(SHORT EXERCISE):
Scan the material and copy every line in which "JSON" appears.

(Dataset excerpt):
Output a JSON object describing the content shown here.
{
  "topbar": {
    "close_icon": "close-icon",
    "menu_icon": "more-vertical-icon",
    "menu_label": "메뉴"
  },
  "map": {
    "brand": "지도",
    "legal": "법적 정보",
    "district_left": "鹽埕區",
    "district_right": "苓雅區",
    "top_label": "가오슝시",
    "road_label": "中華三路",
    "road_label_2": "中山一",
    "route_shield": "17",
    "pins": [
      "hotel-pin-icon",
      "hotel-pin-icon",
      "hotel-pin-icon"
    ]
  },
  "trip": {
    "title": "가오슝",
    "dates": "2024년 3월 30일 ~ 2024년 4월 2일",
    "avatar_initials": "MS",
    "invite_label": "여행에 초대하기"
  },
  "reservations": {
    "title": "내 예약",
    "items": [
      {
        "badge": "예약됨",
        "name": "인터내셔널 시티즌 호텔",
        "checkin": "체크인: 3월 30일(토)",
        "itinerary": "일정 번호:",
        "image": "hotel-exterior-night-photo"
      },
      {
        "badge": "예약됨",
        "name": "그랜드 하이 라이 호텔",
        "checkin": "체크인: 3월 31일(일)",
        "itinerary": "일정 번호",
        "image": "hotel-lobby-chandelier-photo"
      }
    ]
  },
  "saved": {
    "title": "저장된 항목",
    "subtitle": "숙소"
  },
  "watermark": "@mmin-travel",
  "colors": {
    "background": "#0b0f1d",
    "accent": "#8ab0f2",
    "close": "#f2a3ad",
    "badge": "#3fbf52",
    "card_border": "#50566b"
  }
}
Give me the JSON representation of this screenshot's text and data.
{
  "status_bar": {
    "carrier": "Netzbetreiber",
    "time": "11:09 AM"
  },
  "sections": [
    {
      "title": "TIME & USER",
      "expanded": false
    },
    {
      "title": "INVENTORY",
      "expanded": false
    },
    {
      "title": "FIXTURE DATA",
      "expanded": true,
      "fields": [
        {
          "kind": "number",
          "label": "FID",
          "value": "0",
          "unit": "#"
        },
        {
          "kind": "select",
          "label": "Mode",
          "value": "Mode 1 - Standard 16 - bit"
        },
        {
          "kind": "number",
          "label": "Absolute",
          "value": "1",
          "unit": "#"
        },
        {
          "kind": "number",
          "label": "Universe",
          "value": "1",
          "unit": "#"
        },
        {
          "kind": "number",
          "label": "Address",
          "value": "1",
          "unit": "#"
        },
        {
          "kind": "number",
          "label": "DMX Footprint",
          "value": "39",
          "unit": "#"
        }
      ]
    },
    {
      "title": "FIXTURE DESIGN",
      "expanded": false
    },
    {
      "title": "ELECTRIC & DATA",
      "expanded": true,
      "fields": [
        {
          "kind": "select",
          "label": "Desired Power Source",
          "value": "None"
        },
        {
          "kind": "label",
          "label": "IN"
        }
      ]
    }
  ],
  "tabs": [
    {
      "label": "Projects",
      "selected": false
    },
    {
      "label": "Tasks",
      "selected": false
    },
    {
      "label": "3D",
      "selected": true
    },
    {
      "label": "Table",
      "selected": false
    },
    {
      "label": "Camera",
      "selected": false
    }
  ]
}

(THE SOLUTION):
Output a JSON object describing the content shown here.
Give me the JSON representation of this screenshot's text and data.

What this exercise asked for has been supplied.